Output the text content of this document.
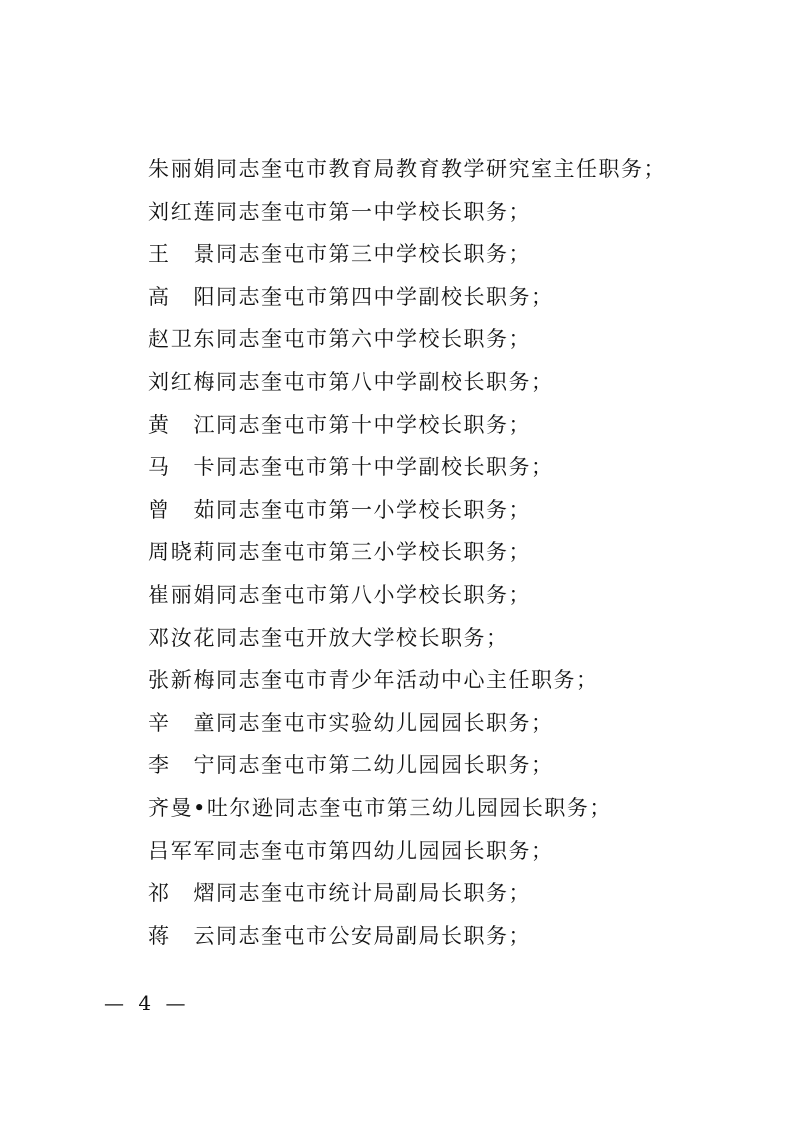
朱丽娟同志奎屯市教育局教育教学研究室主任职务；
刘红莲同志奎屯市第一中学校长职务；
王　景同志奎屯市第三中学校长职务；
高　阳同志奎屯市第四中学副校长职务；
赵卫东同志奎屯市第六中学校长职务；
刘红梅同志奎屯市第八中学副校长职务；
黄　江同志奎屯市第十中学校长职务；
马　卡同志奎屯市第十中学副校长职务；
曾　茹同志奎屯市第一小学校长职务；
周晓莉同志奎屯市第三小学校长职务；
崔丽娟同志奎屯市第八小学校长职务；
邓汝花同志奎屯开放大学校长职务；
张新梅同志奎屯市青少年活动中心主任职务；
辛　童同志奎屯市实验幼儿园园长职务；
李　宁同志奎屯市第二幼儿园园长职务；
齐曼•吐尔逊同志奎屯市第三幼儿园园长职务；
吕军军同志奎屯市第四幼儿园园长职务；
祁　熠同志奎屯市统计局副局长职务；
蒋　云同志奎屯市公安局副局长职务；
— 4 —
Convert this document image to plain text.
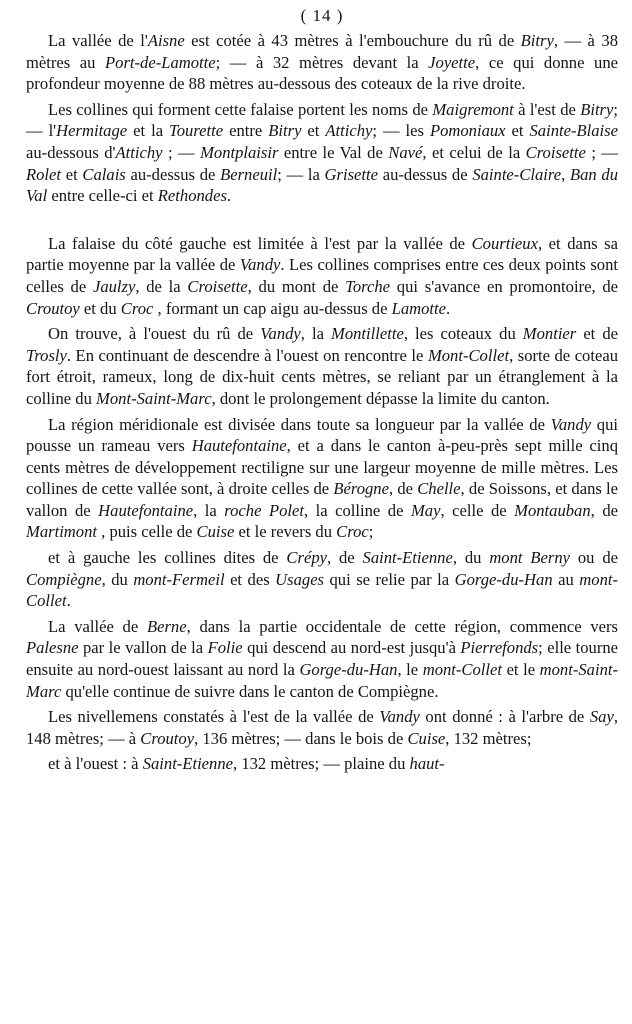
( 14 )

La vallée de l'Aisne est cotée à 43 mètres à l'embouchure du rû de Bitry, — à 38 mètres au Port-de-Lamotte; — à 32 mètres devant la Joyette, ce qui donne une profondeur moyenne de 88 mètres au-dessous des coteaux de la rive droite.

Les collines qui forment cette falaise portent les noms de Maigremont à l'est de Bitry; — l'Hermitage et la Tourette entre Bitry et Attichy; — les Pomoniaux et Sainte-Blaise au-dessous d'Attichy ; — Montplaisir entre le Val de Navé, et celui de la Croisette ; — Rolet et Calais au-dessus de Berneuil; — la Grisette au-dessus de Sainte-Claire, Ban du Val entre celle-ci et Rethondes.

La falaise du côté gauche est limitée à l'est par la vallée de Courtieux, et dans sa partie moyenne par la vallée de Vandy. Les collines comprises entre ces deux points sont celles de Jaulzy, de la Croisette, du mont de Torche qui s'avance en promontoire, de Croutoy et du Croc , formant un cap aigu au-dessus de Lamotte.

On trouve, à l'ouest du rû de Vandy, la Montillette, les coteaux du Montier et de Trosly. En continuant de descendre à l'ouest on rencontre le Mont-Collet, sorte de coteau fort étroit, rameux, long de dix-huit cents mètres, se reliant par un étranglement à la colline du Mont-Saint-Marc, dont le prolongement dépasse la limite du canton.

La région méridionale est divisée dans toute sa longueur par la vallée de Vandy qui pousse un rameau vers Hautefontaine, et a dans le canton à-peu-près sept mille cinq cents mètres de développement rectiligne sur une largeur moyenne de mille mètres. Les collines de cette vallée sont, à droite celles de Bérogne, de Chelle, de Soissons, et dans le vallon de Hautefontaine, la roche Polet, la colline de May, celle de Montauban, de Martimont , puis celle de Cuise et le revers du Croc;

et à gauche les collines dites de Crépy, de Saint-Etienne, du mont Berny ou de Compiègne, du mont-Fermeil et des Usages qui se relie par la Gorge-du-Han au mont-Collet.

La vallée de Berne, dans la partie occidentale de cette région, commence vers Palesne par le vallon de la Folie qui descend au nord-est jusqu'à Pierrefonds; elle tourne ensuite au nord-ouest laissant au nord la Gorge-du-Han, le mont-Collet et le mont-Saint-Marc qu'elle continue de suivre dans le canton de Compiègne.

Les nivellemens constatés à l'est de la vallée de Vandy ont donné : à l'arbre de Say, 148 mètres; — à Croutoy, 136 mètres; — dans le bois de Cuise, 132 mètres;

et à l'ouest : à Saint-Etienne, 132 mètres; — plaine du haut-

++++++++++

* [Request]
Copy every record above exactly as written, but leave out the pictures.

* [Solution]
Output the text content of this document.
朱丽娟同志奎屯市教育局教育教学研究室主任职务；
刘红莲同志奎屯市第一中学校长职务；
王　景同志奎屯市第三中学校长职务；
高　阳同志奎屯市第四中学副校长职务；
赵卫东同志奎屯市第六中学校长职务；
刘红梅同志奎屯市第八中学副校长职务；
黄　江同志奎屯市第十中学校长职务；
马　卡同志奎屯市第十中学副校长职务；
曾　茹同志奎屯市第一小学校长职务；
周晓莉同志奎屯市第三小学校长职务；
崔丽娟同志奎屯市第八小学校长职务；
邓汝花同志奎屯开放大学校长职务；
张新梅同志奎屯市青少年活动中心主任职务；
辛　童同志奎屯市实验幼儿园园长职务；
李　宁同志奎屯市第二幼儿园园长职务；
齐曼•吐尔逊同志奎屯市第三幼儿园园长职务；
吕军军同志奎屯市第四幼儿园园长职务；
祁　熠同志奎屯市统计局副局长职务；
蒋　云同志奎屯市公安局副局长职务；
— 4 —
Convert this document image to plain text.
( 14 )

La vallée de l'Aisne est cotée à 43 mètres à l'embouchure du rû de Bitry, — à 38 mètres au Port-de-Lamotte; — à 32 mètres devant la Joyette, ce qui donne une profondeur moyenne de 88 mètres au-dessous des coteaux de la rive droite.

Les collines qui forment cette falaise portent les noms de Maigremont à l'est de Bitry; — l'Hermitage et la Tourette entre Bitry et Attichy; — les Pomoniaux et Sainte-Blaise au-dessous d'Attichy ; — Montplaisir entre le Val de Navé, et celui de la Croisette ; — Rolet et Calais au-dessus de Berneuil; — la Grisette au-dessus de Sainte-Claire, Ban du Val entre celle-ci et Rethondes.

La falaise du côté gauche est limitée à l'est par la vallée de Courtieux, et dans sa partie moyenne par la vallée de Vandy. Les collines comprises entre ces deux points sont celles de Jaulzy, de la Croisette, du mont de Torche qui s'avance en promontoire, de Croutoy et du Croc , formant un cap aigu au-dessus de Lamotte.

On trouve, à l'ouest du rû de Vandy, la Montillette, les coteaux du Montier et de Trosly. En continuant de descendre à l'ouest on rencontre le Mont-Collet, sorte de coteau fort étroit, rameux, long de dix-huit cents mètres, se reliant par un étranglement à la colline du Mont-Saint-Marc, dont le prolongement dépasse la limite du canton.

La région méridionale est divisée dans toute sa longueur par la vallée de Vandy qui pousse un rameau vers Hautefontaine, et a dans le canton à-peu-près sept mille cinq cents mètres de développement rectiligne sur une largeur moyenne de mille mètres. Les collines de cette vallée sont, à droite celles de Bérogne, de Chelle, de Soissons, et dans le vallon de Hautefontaine, la roche Polet, la colline de May, celle de Montauban, de Martimont , puis celle de Cuise et le revers du Croc;

et à gauche les collines dites de Crépy, de Saint-Etienne, du mont Berny ou de Compiègne, du mont-Fermeil et des Usages qui se relie par la Gorge-du-Han au mont-Collet.

La vallée de Berne, dans la partie occidentale de cette région, commence vers Palesne par le vallon de la Folie qui descend au nord-est jusqu'à Pierrefonds; elle tourne ensuite au nord-ouest laissant au nord la Gorge-du-Han, le mont-Collet et le mont-Saint-Marc qu'elle continue de suivre dans le canton de Compiègne.

Les nivellemens constatés à l'est de la vallée de Vandy ont donné : à l'arbre de Say, 148 mètres; — à Croutoy, 136 mètres; — dans le bois de Cuise, 132 mètres;

et à l'ouest : à Saint-Etienne, 132 mètres; — plaine du haut-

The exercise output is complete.